## TO DO
Omit all images, then return the remaining material exactly as it stands.

## Stored data
——

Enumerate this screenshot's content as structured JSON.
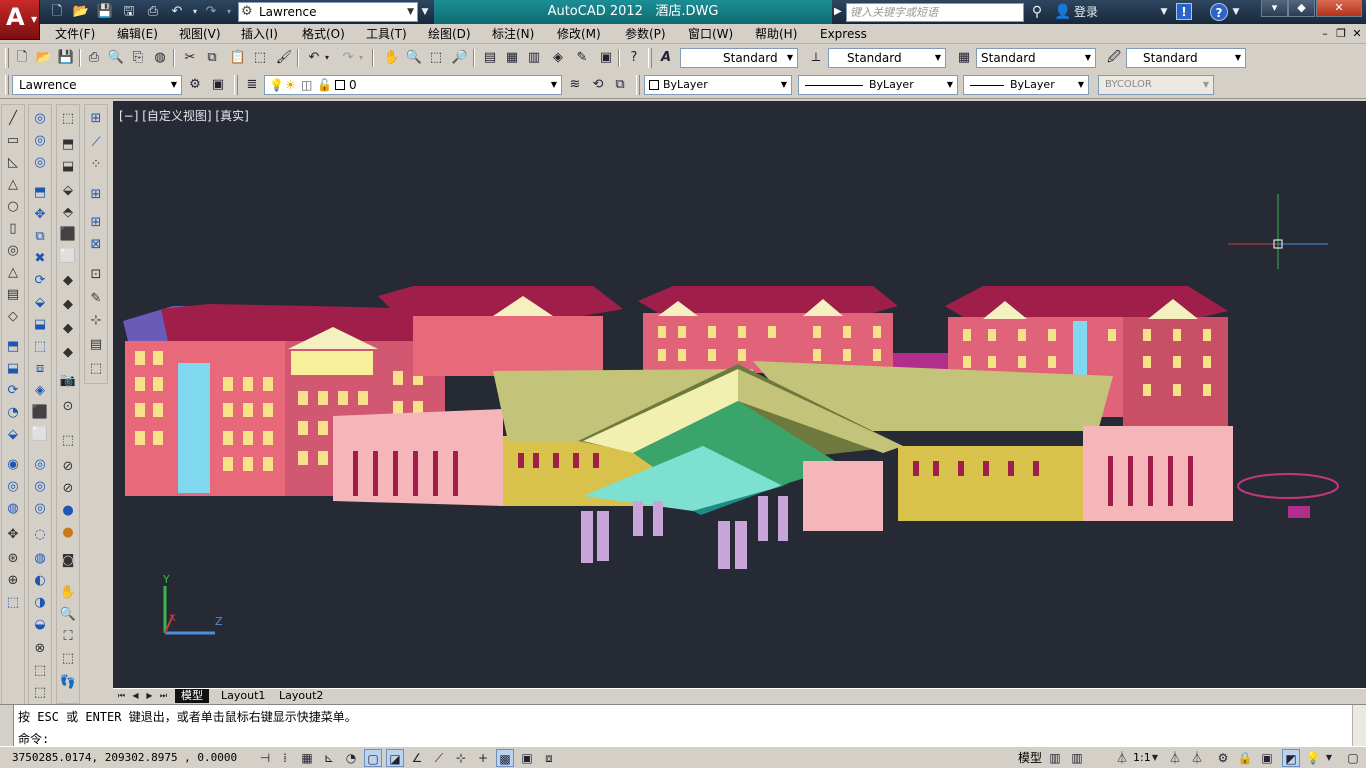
{
  "title_bar": {
    "app_name": "AutoCAD 2012",
    "file_name": "酒店.DWG",
    "workspace": "Lawrence",
    "search_placeholder": "键入关键字或短语",
    "login_label": "登录",
    "info_label": "!",
    "help_label": "?"
  },
  "menu": {
    "items": [
      "文件(F)",
      "编辑(E)",
      "视图(V)",
      "插入(I)",
      "格式(O)",
      "工具(T)",
      "绘图(D)",
      "标注(N)",
      "修改(M)",
      "参数(P)",
      "窗口(W)",
      "帮助(H)",
      "Express"
    ]
  },
  "styles_toolbar": {
    "text_style": "Standard",
    "dim_style": "Standard",
    "table_style": "Standard",
    "mleader_style": "Standard"
  },
  "workspace_toolbar": {
    "workspace": "Lawrence"
  },
  "layers_toolbar": {
    "current_layer": "0"
  },
  "properties_toolbar": {
    "color": "ByLayer",
    "linetype": "ByLayer",
    "lineweight": "ByLayer",
    "plot_style": "BYCOLOR"
  },
  "viewport": {
    "label": "[−] [自定义视图] [真实]",
    "ucs_x": "X",
    "ucs_y": "Y",
    "ucs_z": "Z"
  },
  "tabs": {
    "model": "模型",
    "layout1": "Layout1",
    "layout2": "Layout2"
  },
  "command": {
    "history": "按 ESC 或 ENTER 键退出，或者单击鼠标右键显示快捷菜单。",
    "prompt": "命令:"
  },
  "status_bar": {
    "coordinates": "3750285.0174, 209302.8975 , 0.0000",
    "model_label": "模型",
    "scale": "1:1"
  },
  "colors": {
    "viewport_bg": "#252a35",
    "title_teal": "#1b8f95",
    "app_button": "#c92a2a"
  }
}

——

## FINAL RESULT
Enumerate this screenshot's content as structured JSON.
{
  "title_bar": {
    "app_name": "AutoCAD 2012",
    "file_name": "酒店.DWG",
    "workspace": "Lawrence",
    "search_placeholder": "键入关键字或短语",
    "login_label": "登录",
    "info_label": "!",
    "help_label": "?"
  },
  "menu": {
    "items": [
      "文件(F)",
      "编辑(E)",
      "视图(V)",
      "插入(I)",
      "格式(O)",
      "工具(T)",
      "绘图(D)",
      "标注(N)",
      "修改(M)",
      "参数(P)",
      "窗口(W)",
      "帮助(H)",
      "Express"
    ]
  },
  "styles_toolbar": {
    "text_style": "Standard",
    "dim_style": "Standard",
    "table_style": "Standard",
    "mleader_style": "Standard"
  },
  "workspace_toolbar": {
    "workspace": "Lawrence"
  },
  "layers_toolbar": {
    "current_layer": "0"
  },
  "properties_toolbar": {
    "color": "ByLayer",
    "linetype": "ByLayer",
    "lineweight": "ByLayer",
    "plot_style": "BYCOLOR"
  },
  "viewport": {
    "label": "[−] [自定义视图] [真实]",
    "ucs_x": "X",
    "ucs_y": "Y",
    "ucs_z": "Z"
  },
  "tabs": {
    "model": "模型",
    "layout1": "Layout1",
    "layout2": "Layout2"
  },
  "command": {
    "history": "按 ESC 或 ENTER 键退出，或者单击鼠标右键显示快捷菜单。",
    "prompt": "命令:"
  },
  "status_bar": {
    "coordinates": "3750285.0174, 209302.8975 , 0.0000",
    "model_label": "模型",
    "scale": "1:1"
  },
  "colors": {
    "viewport_bg": "#252a35",
    "title_teal": "#1b8f95",
    "app_button": "#c92a2a"
  }
}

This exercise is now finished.